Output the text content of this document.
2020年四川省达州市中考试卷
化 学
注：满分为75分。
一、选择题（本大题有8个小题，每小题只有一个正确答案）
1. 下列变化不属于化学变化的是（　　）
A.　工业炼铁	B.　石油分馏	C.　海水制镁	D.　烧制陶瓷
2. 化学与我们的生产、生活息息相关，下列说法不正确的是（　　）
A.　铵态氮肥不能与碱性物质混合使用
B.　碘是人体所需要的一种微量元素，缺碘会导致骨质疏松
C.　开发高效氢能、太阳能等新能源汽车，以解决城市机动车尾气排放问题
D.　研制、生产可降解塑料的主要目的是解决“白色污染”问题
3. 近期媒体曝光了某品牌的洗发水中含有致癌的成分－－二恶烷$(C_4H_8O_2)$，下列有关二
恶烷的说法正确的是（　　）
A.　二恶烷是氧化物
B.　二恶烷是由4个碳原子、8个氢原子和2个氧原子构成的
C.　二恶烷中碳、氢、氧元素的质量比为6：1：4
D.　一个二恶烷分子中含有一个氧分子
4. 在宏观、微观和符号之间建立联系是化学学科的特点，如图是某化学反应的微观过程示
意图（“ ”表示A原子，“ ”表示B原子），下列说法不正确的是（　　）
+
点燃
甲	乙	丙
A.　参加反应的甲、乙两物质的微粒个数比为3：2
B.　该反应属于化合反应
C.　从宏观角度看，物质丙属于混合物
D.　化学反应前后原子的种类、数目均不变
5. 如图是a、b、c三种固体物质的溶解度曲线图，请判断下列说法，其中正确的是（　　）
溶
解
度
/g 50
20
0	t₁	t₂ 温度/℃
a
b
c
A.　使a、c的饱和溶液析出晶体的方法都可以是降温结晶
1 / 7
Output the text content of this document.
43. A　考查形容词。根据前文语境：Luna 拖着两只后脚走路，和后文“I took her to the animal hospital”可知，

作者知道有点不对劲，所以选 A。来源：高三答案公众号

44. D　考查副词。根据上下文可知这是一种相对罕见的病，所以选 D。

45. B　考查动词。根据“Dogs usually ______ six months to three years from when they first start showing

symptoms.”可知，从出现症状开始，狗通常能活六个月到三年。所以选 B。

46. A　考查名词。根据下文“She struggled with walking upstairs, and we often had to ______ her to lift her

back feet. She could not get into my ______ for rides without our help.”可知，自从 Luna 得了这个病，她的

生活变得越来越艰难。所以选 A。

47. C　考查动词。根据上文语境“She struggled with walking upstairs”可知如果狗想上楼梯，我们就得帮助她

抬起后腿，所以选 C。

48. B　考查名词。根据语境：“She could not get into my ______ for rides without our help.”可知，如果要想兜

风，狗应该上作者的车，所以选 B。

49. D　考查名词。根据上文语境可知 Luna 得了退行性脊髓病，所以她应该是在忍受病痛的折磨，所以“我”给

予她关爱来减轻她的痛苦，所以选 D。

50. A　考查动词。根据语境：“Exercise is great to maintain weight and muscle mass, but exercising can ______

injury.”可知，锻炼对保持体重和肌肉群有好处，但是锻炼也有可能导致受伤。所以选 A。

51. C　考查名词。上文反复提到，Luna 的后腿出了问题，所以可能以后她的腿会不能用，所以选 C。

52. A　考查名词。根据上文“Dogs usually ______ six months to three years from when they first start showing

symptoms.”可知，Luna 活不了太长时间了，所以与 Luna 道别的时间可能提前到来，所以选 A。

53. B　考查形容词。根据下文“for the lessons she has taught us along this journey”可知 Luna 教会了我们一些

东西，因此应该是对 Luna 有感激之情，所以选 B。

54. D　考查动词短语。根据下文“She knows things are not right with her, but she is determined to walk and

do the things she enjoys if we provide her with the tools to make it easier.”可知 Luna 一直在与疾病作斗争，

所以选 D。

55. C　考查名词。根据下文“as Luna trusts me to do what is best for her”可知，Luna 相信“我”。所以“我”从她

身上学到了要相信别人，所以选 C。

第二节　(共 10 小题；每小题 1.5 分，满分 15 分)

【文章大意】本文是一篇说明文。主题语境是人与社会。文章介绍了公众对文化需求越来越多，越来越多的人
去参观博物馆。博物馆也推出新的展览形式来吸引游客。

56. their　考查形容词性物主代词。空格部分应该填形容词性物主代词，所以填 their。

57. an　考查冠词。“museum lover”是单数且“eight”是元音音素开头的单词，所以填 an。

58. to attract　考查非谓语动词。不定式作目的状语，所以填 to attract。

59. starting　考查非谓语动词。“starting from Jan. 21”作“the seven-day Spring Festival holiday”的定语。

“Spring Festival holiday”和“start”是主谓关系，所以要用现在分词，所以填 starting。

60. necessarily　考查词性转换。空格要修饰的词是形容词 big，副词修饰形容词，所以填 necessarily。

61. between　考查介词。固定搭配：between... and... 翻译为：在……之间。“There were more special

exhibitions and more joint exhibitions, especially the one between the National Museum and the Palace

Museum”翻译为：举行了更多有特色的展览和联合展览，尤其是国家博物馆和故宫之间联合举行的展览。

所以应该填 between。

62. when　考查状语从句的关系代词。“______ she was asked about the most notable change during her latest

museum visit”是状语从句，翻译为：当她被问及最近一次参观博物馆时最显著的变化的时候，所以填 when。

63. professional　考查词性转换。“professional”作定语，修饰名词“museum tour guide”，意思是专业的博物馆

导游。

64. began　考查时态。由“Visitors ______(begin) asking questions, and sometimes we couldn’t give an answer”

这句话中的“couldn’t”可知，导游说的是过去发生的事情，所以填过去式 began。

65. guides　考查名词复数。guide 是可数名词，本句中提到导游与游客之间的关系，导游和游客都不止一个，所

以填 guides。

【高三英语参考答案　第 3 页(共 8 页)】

Written instruction
Reproduce the data in its entirety, matching each character.

Worked solution
Output the text content of this document.
2020年四川省达州市中考试卷
化 学
注：满分为75分。
一、选择题（本大题有8个小题，每小题只有一个正确答案）
1. 下列变化不属于化学变化的是（　　）
A.　工业炼铁	B.　石油分馏	C.　海水制镁	D.　烧制陶瓷
2. 化学与我们的生产、生活息息相关，下列说法不正确的是（　　）
A.　铵态氮肥不能与碱性物质混合使用
B.　碘是人体所需要的一种微量元素，缺碘会导致骨质疏松
C.　开发高效氢能、太阳能等新能源汽车，以解决城市机动车尾气排放问题
D.　研制、生产可降解塑料的主要目的是解决“白色污染”问题
3. 近期媒体曝光了某品牌的洗发水中含有致癌的成分－－二恶烷$(C_4H_8O_2)$，下列有关二
恶烷的说法正确的是（　　）
A.　二恶烷是氧化物
B.　二恶烷是由4个碳原子、8个氢原子和2个氧原子构成的
C.　二恶烷中碳、氢、氧元素的质量比为6：1：4
D.　一个二恶烷分子中含有一个氧分子
4. 在宏观、微观和符号之间建立联系是化学学科的特点，如图是某化学反应的微观过程示
意图（“ ”表示A原子，“ ”表示B原子），下列说法不正确的是（　　）
+
点燃
甲	乙	丙
A.　参加反应的甲、乙两物质的微粒个数比为3：2
B.　该反应属于化合反应
C.　从宏观角度看，物质丙属于混合物
D.　化学反应前后原子的种类、数目均不变
5. 如图是a、b、c三种固体物质的溶解度曲线图，请判断下列说法，其中正确的是（　　）
溶
解
度
/g 50
20
0	t₁	t₂ 温度/℃
a
b
c
A.　使a、c的饱和溶液析出晶体的方法都可以是降温结晶
1 / 7
Output the text content of this document.
43. A　考查形容词。根据前文语境：Luna 拖着两只后脚走路，和后文“I took her to the animal hospital”可知，

作者知道有点不对劲，所以选 A。来源：高三答案公众号

44. D　考查副词。根据上下文可知这是一种相对罕见的病，所以选 D。

45. B　考查动词。根据“Dogs usually ______ six months to three years from when they first start showing

symptoms.”可知，从出现症状开始，狗通常能活六个月到三年。所以选 B。

46. A　考查名词。根据下文“She struggled with walking upstairs, and we often had to ______ her to lift her

back feet. She could not get into my ______ for rides without our help.”可知，自从 Luna 得了这个病，她的

生活变得越来越艰难。所以选 A。

47. C　考查动词。根据上文语境“She struggled with walking upstairs”可知如果狗想上楼梯，我们就得帮助她

抬起后腿，所以选 C。

48. B　考查名词。根据语境：“She could not get into my ______ for rides without our help.”可知，如果要想兜

风，狗应该上作者的车，所以选 B。

49. D　考查名词。根据上文语境可知 Luna 得了退行性脊髓病，所以她应该是在忍受病痛的折磨，所以“我”给

予她关爱来减轻她的痛苦，所以选 D。

50. A　考查动词。根据语境：“Exercise is great to maintain weight and muscle mass, but exercising can ______

injury.”可知，锻炼对保持体重和肌肉群有好处，但是锻炼也有可能导致受伤。所以选 A。

51. C　考查名词。上文反复提到，Luna 的后腿出了问题，所以可能以后她的腿会不能用，所以选 C。

52. A　考查名词。根据上文“Dogs usually ______ six months to three years from when they first start showing

symptoms.”可知，Luna 活不了太长时间了，所以与 Luna 道别的时间可能提前到来，所以选 A。

53. B　考查形容词。根据下文“for the lessons she has taught us along this journey”可知 Luna 教会了我们一些

东西，因此应该是对 Luna 有感激之情，所以选 B。

54. D　考查动词短语。根据下文“She knows things are not right with her, but she is determined to walk and

do the things she enjoys if we provide her with the tools to make it easier.”可知 Luna 一直在与疾病作斗争，

所以选 D。

55. C　考查名词。根据下文“as Luna trusts me to do what is best for her”可知，Luna 相信“我”。所以“我”从她

身上学到了要相信别人，所以选 C。

第二节　(共 10 小题；每小题 1.5 分，满分 15 分)

【文章大意】本文是一篇说明文。主题语境是人与社会。文章介绍了公众对文化需求越来越多，越来越多的人
去参观博物馆。博物馆也推出新的展览形式来吸引游客。

56. their　考查形容词性物主代词。空格部分应该填形容词性物主代词，所以填 their。

57. an　考查冠词。“museum lover”是单数且“eight”是元音音素开头的单词，所以填 an。

58. to attract　考查非谓语动词。不定式作目的状语，所以填 to attract。

59. starting　考查非谓语动词。“starting from Jan. 21”作“the seven-day Spring Festival holiday”的定语。

“Spring Festival holiday”和“start”是主谓关系，所以要用现在分词，所以填 starting。

60. necessarily　考查词性转换。空格要修饰的词是形容词 big，副词修饰形容词，所以填 necessarily。

61. between　考查介词。固定搭配：between... and... 翻译为：在……之间。“There were more special

exhibitions and more joint exhibitions, especially the one between the National Museum and the Palace

Museum”翻译为：举行了更多有特色的展览和联合展览，尤其是国家博物馆和故宫之间联合举行的展览。

所以应该填 between。

62. when　考查状语从句的关系代词。“______ she was asked about the most notable change during her latest

museum visit”是状语从句，翻译为：当她被问及最近一次参观博物馆时最显著的变化的时候，所以填 when。

63. professional　考查词性转换。“professional”作定语，修饰名词“museum tour guide”，意思是专业的博物馆

导游。

64. began　考查时态。由“Visitors ______(begin) asking questions, and sometimes we couldn’t give an answer”

这句话中的“couldn’t”可知，导游说的是过去发生的事情，所以填过去式 began。

65. guides　考查名词复数。guide 是可数名词，本句中提到导游与游客之间的关系，导游和游客都不止一个，所

以填 guides。

【高三英语参考答案　第 3 页(共 8 页)】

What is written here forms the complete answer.